Instructions to follow:
Print the data exactly, leaving nothing out.

Data for the task:
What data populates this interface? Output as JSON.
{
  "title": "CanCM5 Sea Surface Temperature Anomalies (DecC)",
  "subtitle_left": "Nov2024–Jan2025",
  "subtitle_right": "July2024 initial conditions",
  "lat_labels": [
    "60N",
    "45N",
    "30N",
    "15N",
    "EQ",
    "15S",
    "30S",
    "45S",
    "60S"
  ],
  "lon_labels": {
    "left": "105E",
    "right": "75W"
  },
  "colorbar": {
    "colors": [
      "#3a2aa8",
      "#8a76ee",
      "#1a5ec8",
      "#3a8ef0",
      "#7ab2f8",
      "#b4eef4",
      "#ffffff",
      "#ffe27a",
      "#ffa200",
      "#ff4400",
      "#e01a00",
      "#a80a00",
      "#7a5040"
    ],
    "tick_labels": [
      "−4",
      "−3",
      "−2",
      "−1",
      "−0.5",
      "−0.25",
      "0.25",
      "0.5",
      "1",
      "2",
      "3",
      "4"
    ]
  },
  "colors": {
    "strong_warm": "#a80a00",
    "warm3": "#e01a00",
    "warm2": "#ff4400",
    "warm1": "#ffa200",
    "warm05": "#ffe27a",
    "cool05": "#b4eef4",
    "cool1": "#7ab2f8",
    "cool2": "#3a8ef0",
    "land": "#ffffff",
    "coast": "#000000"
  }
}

Answer to the task:
What data populates this interface? Output as JSON.
{
  "title": "CanCM5 Sea Surface Temperature Anomalies (DecC)",
  "subtitle_left": "Nov2024–Jan2025",
  "subtitle_right": "July2024 initial conditions",
  "lat_labels": [
    "60N",
    "45N",
    "30N",
    "15N",
    "EQ",
    "15S",
    "30S",
    "45S",
    "60S"
  ],
  "lon_labels": {
    "left": "105E",
    "right": "75W"
  },
  "colorbar": {
    "colors": [
      "#3a2aa8",
      "#8a76ee",
      "#1a5ec8",
      "#3a8ef0",
      "#7ab2f8",
      "#b4eef4",
      "#ffffff",
      "#ffe27a",
      "#ffa200",
      "#ff4400",
      "#e01a00",
      "#a80a00",
      "#7a5040"
    ],
    "tick_labels": [
      "−4",
      "−3",
      "−2",
      "−1",
      "−0.5",
      "−0.25",
      "0.25",
      "0.5",
      "1",
      "2",
      "3",
      "4"
    ]
  },
  "colors": {
    "strong_warm": "#a80a00",
    "warm3": "#e01a00",
    "warm2": "#ff4400",
    "warm1": "#ffa200",
    "warm05": "#ffe27a",
    "cool05": "#b4eef4",
    "cool1": "#7ab2f8",
    "cool2": "#3a8ef0",
    "land": "#ffffff",
    "coast": "#000000"
  }
}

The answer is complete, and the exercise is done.